#### Instructions for the task
Find the lines holding the word "London" and collect them.

(Dataset items)
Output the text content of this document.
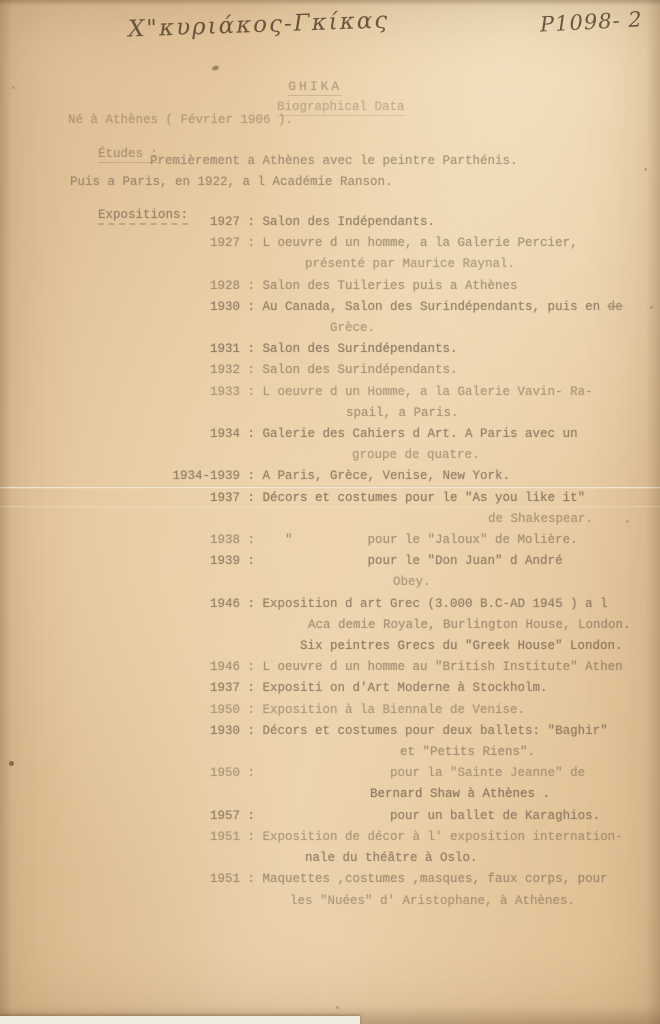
Χ"κυριάκος-Γκίκας	P1098- 2

GHIKA

Biographical Data

Né à Athènes ( Février 1906 ).

Études :

Premièrement a Athènes avec le peintre Parthénis.
Puis a Paris, en 1922, a l Académie Ranson.

Expositions:
	1927 : Salon des Indépendants.
1927 : L oeuvre d un homme, a la Galerie Percier,
présenté par Maurice Raynal.
1928 : Salon des Tuileries puis a Athènes
1930 : Au Canada, Salon des Surindépendants, puis en de
Grèce.
1931 : Salon des Surindépendants.
1932 : Salon des Surindépendants.
1933 : L oeuvre d un Homme, a la Galerie Vavin- Ra-
spail, a Paris.
1934 : Galerie des Cahiers d Art. A Paris avec un
groupe de quatre.
1934-1939 : A Paris, Grèce, Venise, New York.
1937 : Décors et costumes pour le "As you like it"
de Shakespear.
1938 :    "          pour le "Jaloux" de Molière.
1939 :               pour le "Don Juan" d André
Obey.
1946 : Exposition d art Grec (3.000 B.C-AD 1945 ) a l
Aca demie Royale, Burlington House, London.
Six peintres Grecs du "Greek House" London.
1946 : L oeuvre d un homme au "British Institute" Athen
1937 : Expositi on d'Art Moderne à Stockholm.
1950 : Exposition à la Biennale de Venise.
1930 : Décors et costumes pour deux ballets: "Baghir"
et "Petits Riens".
1950 :                  pour la "Sainte Jeanne" de
Bernard Shaw à Athènes .
1957 :                  pour un ballet de Karaghios.
1951 : Exposition de décor à l' exposition internation-
nale du théâtre à Oslo.
1951 : Maquettes ,costumes ,masques, faux corps, pour
les "Nuées" d' Aristophane, à Athènes.
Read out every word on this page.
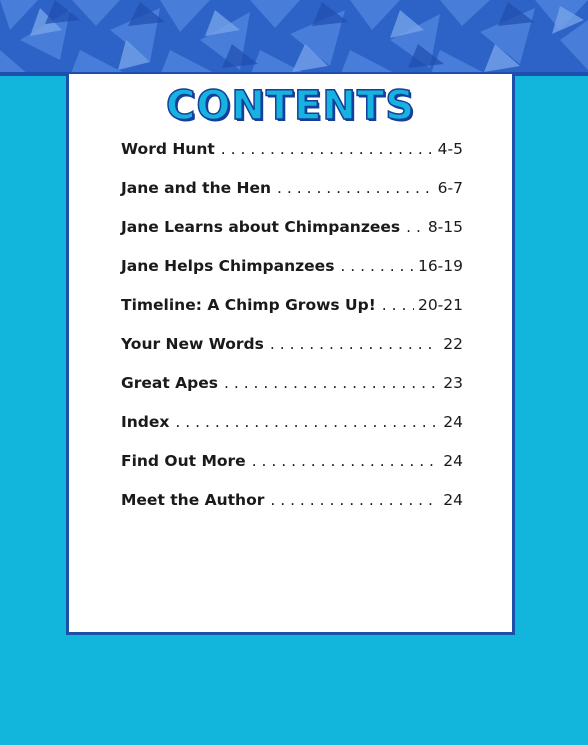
CONTENTS
Word Hunt . . .	4-5
Jane and the Hen . . .	6-7
Jane Learns about Chimpanzees . . . 8-15
Jane Helps Chimpanzees . . .	16-19
Timeline: A Chimp Grows Up! . . .	20-21
Your New Words . . .	22
Great Apes . . .	23
Index . . .	24
Find Out More . . .	24
Meet the Author . . .	24
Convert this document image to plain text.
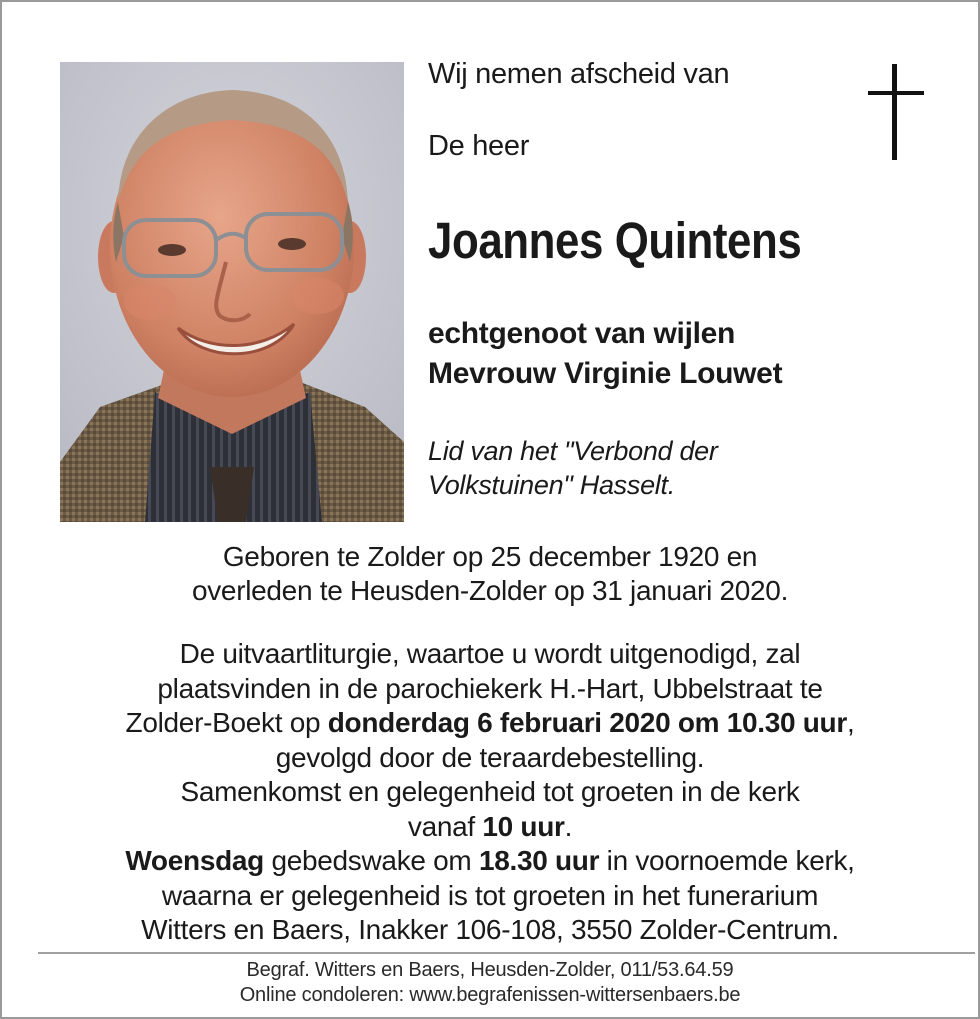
Wij nemen afscheid van
De heer
Joannes Quintens
echtgenoot van wijlen
Mevrouw Virginie Louwet
Lid van het "Verbond der
Volkstuinen" Hasselt.
Geboren te Zolder op 25 december 1920 en
overleden te Heusden-Zolder op 31 januari 2020.
De uitvaartliturgie, waartoe u wordt uitgenodigd, zal
plaatsvinden in de parochiekerk H.-Hart, Ubbelstraat te
Zolder-Boekt op donderdag 6 februari 2020 om 10.30 uur,
gevolgd door de teraardebestelling.
Samenkomst en gelegenheid tot groeten in de kerk
vanaf 10 uur.
Woensdag gebedswake om 18.30 uur in voornoemde kerk,
waarna er gelegenheid is tot groeten in het funerarium
Witters en Baers, Inakker 106-108, 3550 Zolder-Centrum.
Begraf. Witters en Baers, Heusden-Zolder, 011/53.64.59
Online condoleren: www.begrafenissen-wittersenbaers.be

#### Answer to this exercise
Aca demie Royale, Burlington House, London.
Six peintres Grecs du "Greek House" London.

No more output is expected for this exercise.